Write out the listing below in full and exactly, leaving out every picture.

[Start DATA IN THIS EXERCISE]

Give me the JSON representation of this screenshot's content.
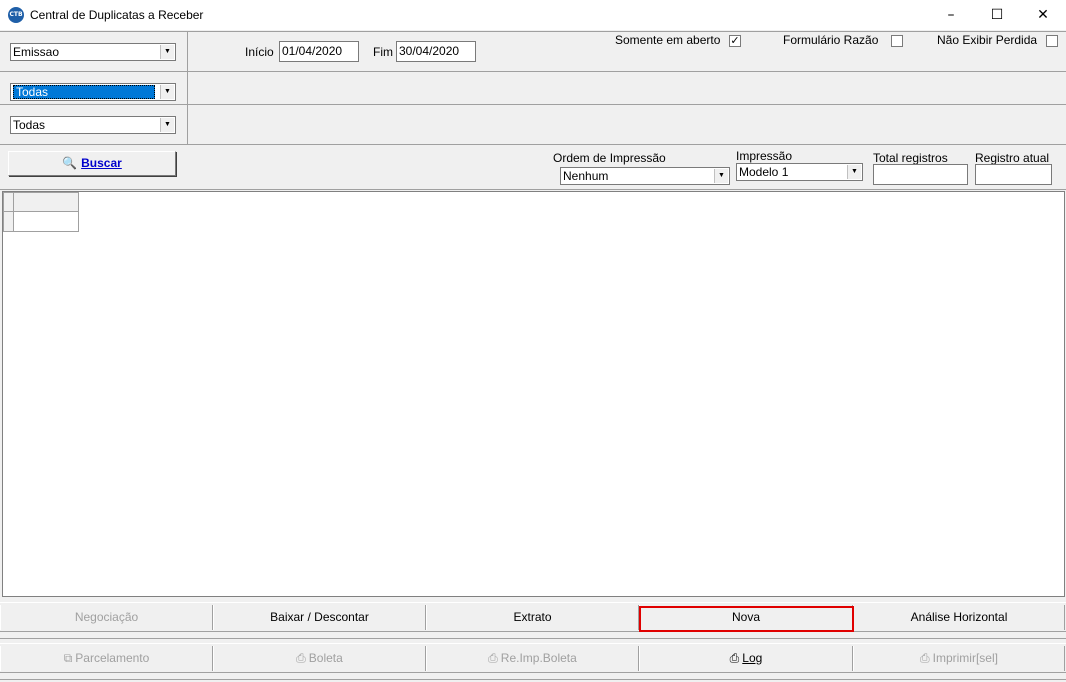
{
  "window": {
    "title": "Central de Duplicatas a Receber",
    "icon_text": "CTB",
    "min": "–",
    "max": "☐",
    "close": "✕"
  },
  "filters": {
    "date_type": "Emissao",
    "inicio_label": "Início",
    "inicio_value": "01/04/2020",
    "fim_label": "Fim",
    "fim_value": "30/04/2020",
    "somente_aberto_label": "Somente em aberto",
    "somente_aberto_checked": "✓",
    "formulario_razao_label": "Formulário Razão",
    "nao_exibir_perdida_label": "Não Exibir Perdida",
    "combo2": "Todas",
    "combo3": "Todas"
  },
  "search": {
    "buscar_label": "Buscar",
    "ordem_label": "Ordem de Impressão",
    "ordem_value": "Nenhum",
    "impressao_label": "Impressão",
    "impressao_value": "Modelo 1",
    "total_label": "Total registros",
    "atual_label": "Registro atual"
  },
  "buttons_row1": [
    {
      "label": "Negociação",
      "enabled": false
    },
    {
      "label": "Baixar / Descontar",
      "enabled": true
    },
    {
      "label": "Extrato",
      "enabled": true
    },
    {
      "label": "Nova",
      "enabled": true
    },
    {
      "label": "Análise Horizontal",
      "enabled": true
    }
  ],
  "buttons_row2": [
    {
      "label": "Parcelamento",
      "enabled": false,
      "icon": "parcelamento-icon"
    },
    {
      "label": "Boleta",
      "enabled": false,
      "icon": "printer-icon"
    },
    {
      "label": "Re.Imp.Boleta",
      "enabled": false,
      "icon": "printer-icon"
    },
    {
      "label": "Log",
      "enabled": true,
      "icon": "printer-icon"
    },
    {
      "label": "Imprimir[sel]",
      "enabled": false,
      "icon": "printer-icon"
    }
  ]
}
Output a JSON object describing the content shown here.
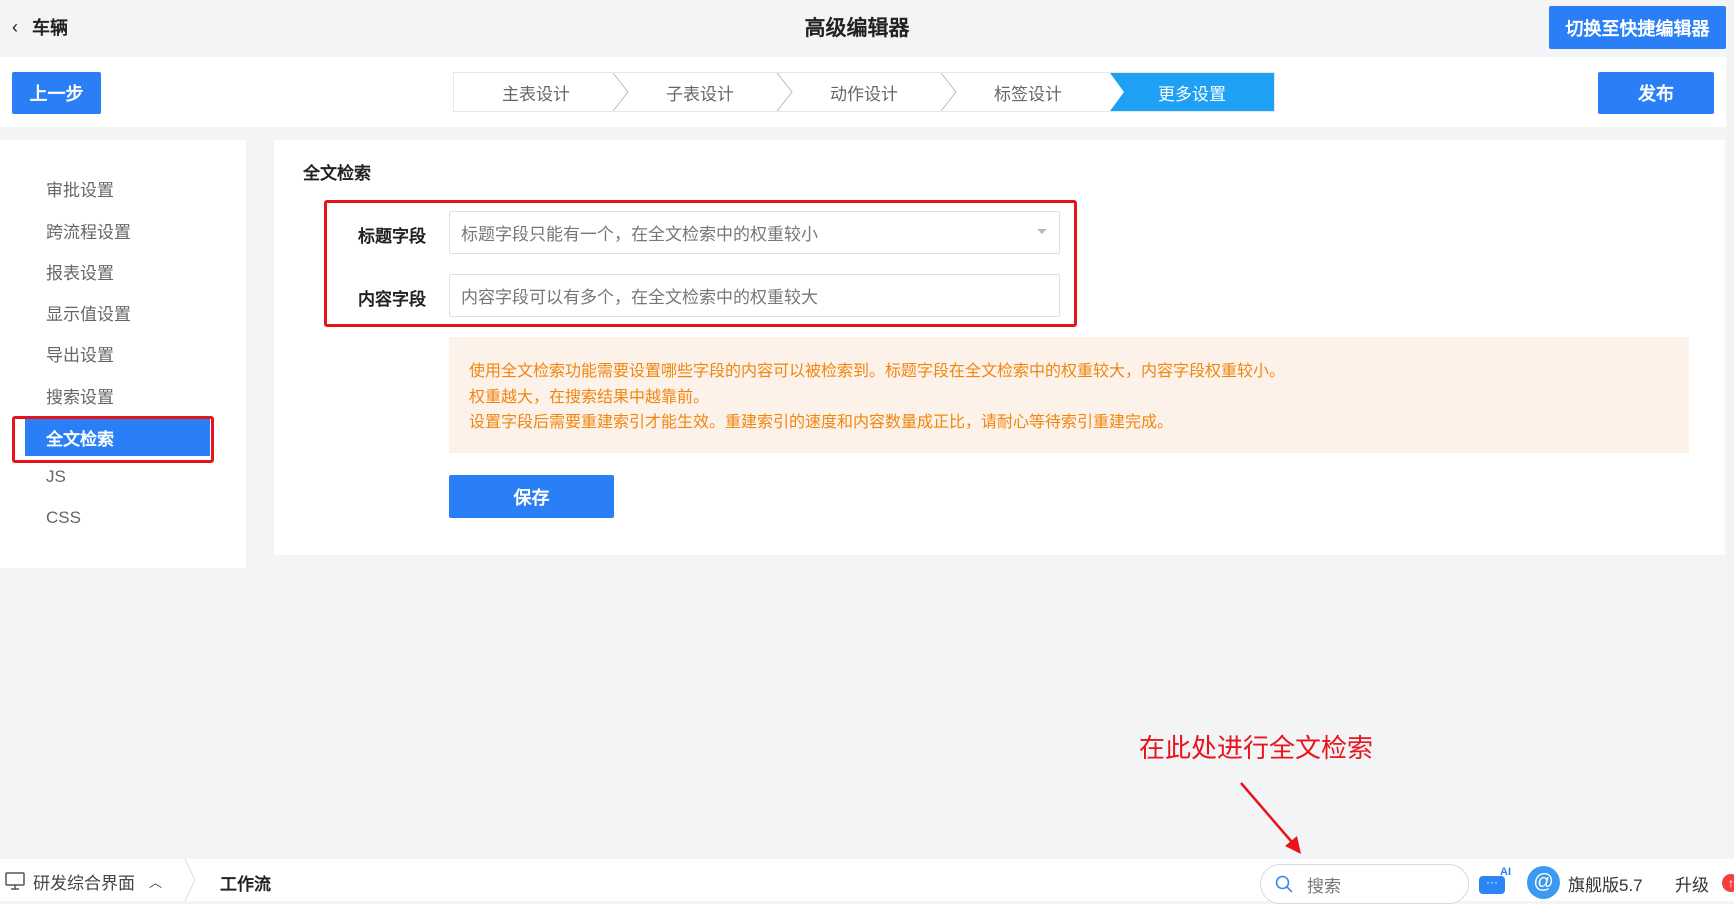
{
  "header": {
    "back_label": "车辆",
    "title": "高级编辑器",
    "switch_button": "切换至快捷编辑器"
  },
  "toolbar": {
    "prev_button": "上一步",
    "publish_button": "发布",
    "steps": [
      {
        "label": "主表设计"
      },
      {
        "label": "子表设计"
      },
      {
        "label": "动作设计"
      },
      {
        "label": "标签设计"
      },
      {
        "label": "更多设置"
      }
    ],
    "active_step": 4
  },
  "sidebar": {
    "items": [
      {
        "label": "审批设置"
      },
      {
        "label": "跨流程设置"
      },
      {
        "label": "报表设置"
      },
      {
        "label": "显示值设置"
      },
      {
        "label": "导出设置"
      },
      {
        "label": "搜索设置"
      },
      {
        "label": "全文检索"
      },
      {
        "label": "JS"
      },
      {
        "label": "CSS"
      }
    ],
    "active": 6
  },
  "main": {
    "section_title": "全文检索",
    "title_field_label": "标题字段",
    "title_field_placeholder": "标题字段只能有一个，在全文检索中的权重较小",
    "content_field_label": "内容字段",
    "content_field_placeholder": "内容字段可以有多个，在全文检索中的权重较大",
    "notice": [
      "使用全文检索功能需要设置哪些字段的内容可以被检索到。标题字段在全文检索中的权重较大，内容字段权重较小。",
      "权重越大，在搜索结果中越靠前。",
      "设置字段后需要重建索引才能生效。重建索引的速度和内容数量成正比，请耐心等待索引重建完成。"
    ],
    "save_button": "保存"
  },
  "annotation": {
    "text": "在此处进行全文检索",
    "color": "#e8141c"
  },
  "taskbar": {
    "workspace": "研发综合界面",
    "current": "工作流",
    "search_placeholder": "搜索",
    "ai_badge": "AI",
    "edition": "旗舰版5.7",
    "upgrade": "升级"
  },
  "colors": {
    "primary": "#2b7ff6",
    "step_active": "#1ea0f5",
    "notice_text": "#f0860f",
    "notice_bg": "#fdf2e9"
  }
}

[End DATA IN THIS EXERCISE]

RESPONSE:
Give me the JSON representation of this screenshot's content.
{
  "window": {
    "title": "Central de Duplicatas a Receber",
    "icon_text": "CTB",
    "min": "–",
    "max": "☐",
    "close": "✕"
  },
  "filters": {
    "date_type": "Emissao",
    "inicio_label": "Início",
    "inicio_value": "01/04/2020",
    "fim_label": "Fim",
    "fim_value": "30/04/2020",
    "somente_aberto_label": "Somente em aberto",
    "somente_aberto_checked": "✓",
    "formulario_razao_label": "Formulário Razão",
    "nao_exibir_perdida_label": "Não Exibir Perdida",
    "combo2": "Todas",
    "combo3": "Todas"
  },
  "search": {
    "buscar_label": "Buscar",
    "ordem_label": "Ordem de Impressão",
    "ordem_value": "Nenhum",
    "impressao_label": "Impressão",
    "impressao_value": "Modelo 1",
    "total_label": "Total registros",
    "atual_label": "Registro atual"
  },
  "buttons_row1": [
    {
      "label": "Negociação",
      "enabled": false
    },
    {
      "label": "Baixar / Descontar",
      "enabled": true
    },
    {
      "label": "Extrato",
      "enabled": true
    },
    {
      "label": "Nova",
      "enabled": true
    },
    {
      "label": "Análise Horizontal",
      "enabled": true
    }
  ],
  "buttons_row2": [
    {
      "label": "Parcelamento",
      "enabled": false,
      "icon": "parcelamento-icon"
    },
    {
      "label": "Boleta",
      "enabled": false,
      "icon": "printer-icon"
    },
    {
      "label": "Re.Imp.Boleta",
      "enabled": false,
      "icon": "printer-icon"
    },
    {
      "label": "Log",
      "enabled": true,
      "icon": "printer-icon"
    },
    {
      "label": "Imprimir[sel]",
      "enabled": false,
      "icon": "printer-icon"
    }
  ]
}
Output a JSON object describing the content shown here.
{
  "header": {
    "back_label": "车辆",
    "title": "高级编辑器",
    "switch_button": "切换至快捷编辑器"
  },
  "toolbar": {
    "prev_button": "上一步",
    "publish_button": "发布",
    "steps": [
      {
        "label": "主表设计"
      },
      {
        "label": "子表设计"
      },
      {
        "label": "动作设计"
      },
      {
        "label": "标签设计"
      },
      {
        "label": "更多设置"
      }
    ],
    "active_step": 4
  },
  "sidebar": {
    "items": [
      {
        "label": "审批设置"
      },
      {
        "label": "跨流程设置"
      },
      {
        "label": "报表设置"
      },
      {
        "label": "显示值设置"
      },
      {
        "label": "导出设置"
      },
      {
        "label": "搜索设置"
      },
      {
        "label": "全文检索"
      },
      {
        "label": "JS"
      },
      {
        "label": "CSS"
      }
    ],
    "active": 6
  },
  "main": {
    "section_title": "全文检索",
    "title_field_label": "标题字段",
    "title_field_placeholder": "标题字段只能有一个，在全文检索中的权重较小",
    "content_field_label": "内容字段",
    "content_field_placeholder": "内容字段可以有多个，在全文检索中的权重较大",
    "notice": [
      "使用全文检索功能需要设置哪些字段的内容可以被检索到。标题字段在全文检索中的权重较大，内容字段权重较小。",
      "权重越大，在搜索结果中越靠前。",
      "设置字段后需要重建索引才能生效。重建索引的速度和内容数量成正比，请耐心等待索引重建完成。"
    ],
    "save_button": "保存"
  },
  "annotation": {
    "text": "在此处进行全文检索",
    "color": "#e8141c"
  },
  "taskbar": {
    "workspace": "研发综合界面",
    "current": "工作流",
    "search_placeholder": "搜索",
    "ai_badge": "AI",
    "edition": "旗舰版5.7",
    "upgrade": "升级"
  },
  "colors": {
    "primary": "#2b7ff6",
    "step_active": "#1ea0f5",
    "notice_text": "#f0860f",
    "notice_bg": "#fdf2e9"
  }
}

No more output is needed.